_Problem requirements:_ From the synonym discussion below, reproduce the passage that begins at the words "LinguList commented 8" and ends after the words "meaning for bird.".
___ Passage to read
Closed nataliacp closed 8 years ago

nataliacp commented 8 years ago

The automatic alignment algorithm cannot tolerate tons of synonyms for one concept (this is a relative not an absolute issue, so this doesn't mean we have to have one entry per concept). However in some cases (e.g. tukano for bird) there are tons of entries in the strict row, when it is obvious that most of them are species specific names. I think the easiest way to deal with this is to sort the importation template files by the FUN field, look at all the items with identical unified translations (TUE field) and sort them accordingly.

LinguList commented 8 years ago

As a rule of thumb, I would ask all collaborators working on language data to restrict the use of synonyms in strict rows to 3.

thiagochacon commented 8 years ago

If that works, great! Or I can simply point out to you the form with the generic meaning for bird.

Enviado do meu smartphone Samsung Galaxy.
______
___ Material supplied
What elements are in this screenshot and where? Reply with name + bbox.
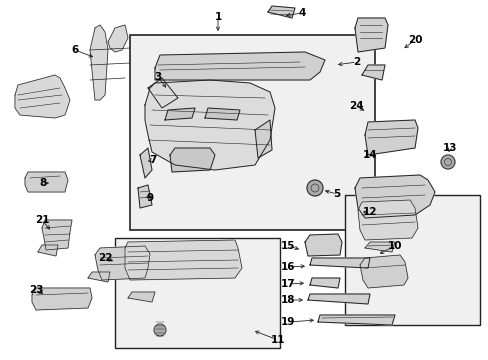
Text: 15: 15 <box>280 241 295 251</box>
Polygon shape <box>309 278 339 288</box>
Polygon shape <box>88 272 110 282</box>
Polygon shape <box>307 294 369 304</box>
Text: 11: 11 <box>270 335 285 345</box>
Polygon shape <box>267 6 294 18</box>
Text: 2: 2 <box>353 57 360 67</box>
Text: 19: 19 <box>280 317 295 327</box>
Bar <box>345 195 479 325</box>
Polygon shape <box>305 234 341 256</box>
Polygon shape <box>138 185 152 208</box>
Text: 3: 3 <box>154 72 162 82</box>
Text: 16: 16 <box>280 262 295 272</box>
Polygon shape <box>15 75 70 118</box>
Text: 5: 5 <box>333 189 340 199</box>
Text: 14: 14 <box>362 150 377 160</box>
Polygon shape <box>90 25 108 100</box>
Text: 6: 6 <box>71 45 79 55</box>
Text: 10: 10 <box>387 241 402 251</box>
Polygon shape <box>170 148 215 172</box>
Polygon shape <box>317 315 394 325</box>
Text: 9: 9 <box>146 193 153 203</box>
Polygon shape <box>25 172 68 192</box>
Polygon shape <box>361 65 384 80</box>
Bar <box>130 35 374 230</box>
Text: 22: 22 <box>98 253 112 263</box>
Circle shape <box>440 155 454 169</box>
Text: 1: 1 <box>214 12 221 22</box>
Text: 17: 17 <box>280 279 295 289</box>
Text: 24: 24 <box>348 101 363 111</box>
Polygon shape <box>357 200 417 240</box>
Circle shape <box>154 324 165 336</box>
Polygon shape <box>354 175 434 218</box>
Polygon shape <box>364 120 417 155</box>
Circle shape <box>306 180 323 196</box>
Polygon shape <box>128 292 155 302</box>
Polygon shape <box>125 240 242 280</box>
Polygon shape <box>32 288 92 310</box>
Bar <box>115 238 280 348</box>
Text: 8: 8 <box>40 178 46 188</box>
Text: 23: 23 <box>29 285 43 295</box>
Polygon shape <box>364 242 394 252</box>
Polygon shape <box>42 220 72 250</box>
Polygon shape <box>309 258 369 268</box>
Polygon shape <box>354 18 387 52</box>
Polygon shape <box>95 246 150 280</box>
Polygon shape <box>155 52 325 80</box>
Polygon shape <box>359 255 407 288</box>
Text: 18: 18 <box>280 295 295 305</box>
Text: 21: 21 <box>35 215 49 225</box>
Polygon shape <box>164 108 195 120</box>
Polygon shape <box>108 25 128 52</box>
Polygon shape <box>148 78 178 108</box>
Text: 12: 12 <box>362 207 376 217</box>
Polygon shape <box>204 108 240 120</box>
Text: 20: 20 <box>407 35 421 45</box>
Polygon shape <box>38 245 58 256</box>
Polygon shape <box>254 120 271 158</box>
Polygon shape <box>140 148 152 178</box>
Text: 13: 13 <box>442 143 456 153</box>
Text: 4: 4 <box>298 8 305 18</box>
Text: 7: 7 <box>149 155 156 165</box>
Polygon shape <box>145 80 274 170</box>
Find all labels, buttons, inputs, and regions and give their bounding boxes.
______
_Task answer:_
LinguList commented 8 years ago

As a rule of thumb, I would ask all collaborators working on language data to restrict the use of synonyms in strict rows to 3.

thiagochacon commented 8 years ago

If that works, great! Or I can simply point out to you the form with the generic meaning for bird.